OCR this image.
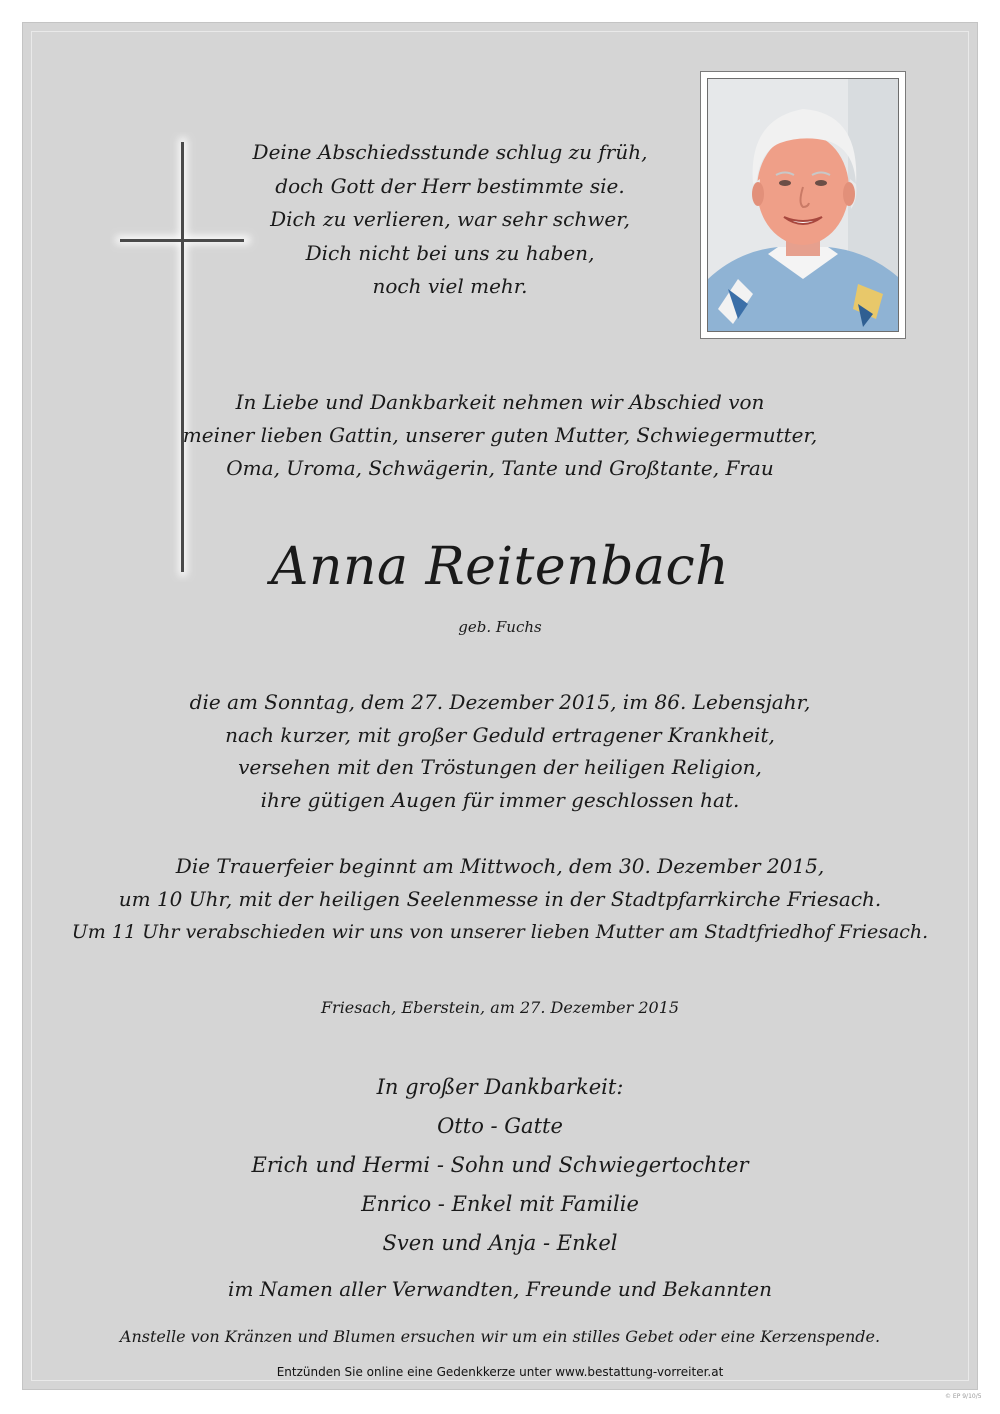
Deine Abschiedsstunde schlug zu früh,
doch Gott der Herr bestimmte sie.
Dich zu verlieren, war sehr schwer,
Dich nicht bei uns zu haben,
noch viel mehr.
In Liebe und Dankbarkeit nehmen wir Abschied von
meiner lieben Gattin, unserer guten Mutter, Schwiegermutter,
Oma, Uroma, Schwägerin, Tante und Großtante, Frau
Anna Reitenbach
geb. Fuchs
die am Sonntag, dem 27. Dezember 2015, im 86. Lebensjahr,
nach kurzer, mit großer Geduld ertragener Krankheit,
versehen mit den Tröstungen der heiligen Religion,
ihre gütigen Augen für immer geschlossen hat.
Die Trauerfeier beginnt am Mittwoch, dem 30. Dezember 2015,
um 10 Uhr, mit der heiligen Seelenmesse in der Stadtpfarrkirche Friesach.
Um 11 Uhr verabschieden wir uns von unserer lieben Mutter am Stadtfriedhof Friesach.
Friesach, Eberstein, am 27. Dezember 2015
In großer Dankbarkeit:
Otto - Gatte
Erich und Hermi - Sohn und Schwiegertochter
Enrico - Enkel mit Familie
Sven und Anja - Enkel
im Namen aller Verwandten, Freunde und Bekannten
Anstelle von Kränzen und Blumen ersuchen wir um ein stilles Gebet oder eine Kerzenspende.
Entzünden Sie online eine Gedenkkerze unter www.bestattung-vorreiter.at
© EP 9/10/5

#### Problem to solve:
Return nothing except the number of lines that include the string "heiligen".

#### Finished task:
2